# START OF Dataset content

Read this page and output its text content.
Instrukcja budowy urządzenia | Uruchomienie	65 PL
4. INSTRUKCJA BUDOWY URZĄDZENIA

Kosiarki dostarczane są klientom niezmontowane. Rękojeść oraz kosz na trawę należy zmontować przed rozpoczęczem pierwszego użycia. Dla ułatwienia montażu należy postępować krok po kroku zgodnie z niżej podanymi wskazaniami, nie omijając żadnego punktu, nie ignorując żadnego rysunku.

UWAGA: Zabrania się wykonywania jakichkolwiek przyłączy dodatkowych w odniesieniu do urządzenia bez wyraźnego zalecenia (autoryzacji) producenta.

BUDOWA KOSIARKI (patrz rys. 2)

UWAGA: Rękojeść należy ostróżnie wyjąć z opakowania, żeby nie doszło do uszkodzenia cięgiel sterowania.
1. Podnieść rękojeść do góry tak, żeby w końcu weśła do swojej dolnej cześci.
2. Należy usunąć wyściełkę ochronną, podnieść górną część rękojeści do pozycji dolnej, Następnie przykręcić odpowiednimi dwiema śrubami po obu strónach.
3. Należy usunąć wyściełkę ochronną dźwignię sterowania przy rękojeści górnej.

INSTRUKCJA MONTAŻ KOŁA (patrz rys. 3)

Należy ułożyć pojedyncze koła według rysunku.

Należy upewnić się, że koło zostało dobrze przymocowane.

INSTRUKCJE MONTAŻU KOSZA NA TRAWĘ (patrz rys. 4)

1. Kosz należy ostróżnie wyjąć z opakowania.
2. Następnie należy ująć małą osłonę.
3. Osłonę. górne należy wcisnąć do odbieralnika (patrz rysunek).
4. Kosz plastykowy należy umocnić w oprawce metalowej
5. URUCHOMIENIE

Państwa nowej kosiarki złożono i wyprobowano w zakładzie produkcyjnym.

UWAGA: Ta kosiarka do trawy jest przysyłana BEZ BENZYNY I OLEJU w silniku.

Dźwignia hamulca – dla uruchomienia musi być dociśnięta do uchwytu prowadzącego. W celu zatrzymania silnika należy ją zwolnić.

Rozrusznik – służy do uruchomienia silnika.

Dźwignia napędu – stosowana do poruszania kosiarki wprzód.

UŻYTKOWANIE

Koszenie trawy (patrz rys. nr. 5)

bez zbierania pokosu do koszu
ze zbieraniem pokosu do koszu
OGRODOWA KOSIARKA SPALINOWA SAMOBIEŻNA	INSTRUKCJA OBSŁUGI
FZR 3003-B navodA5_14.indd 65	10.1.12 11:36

# END OF Dataset content

- [Problem details] Copy out every line from the records that has the word "ochronną".

- [Task result]
2. Należy usunąć wyściełkę ochronną, podnieść górną część rękojeści do pozycji dolnej, Następnie przykręcić odpowiednimi dwiema śrubami po obu strónach.
3. Należy usunąć wyściełkę ochronną dźwignię sterowania przy rękojeści górnej.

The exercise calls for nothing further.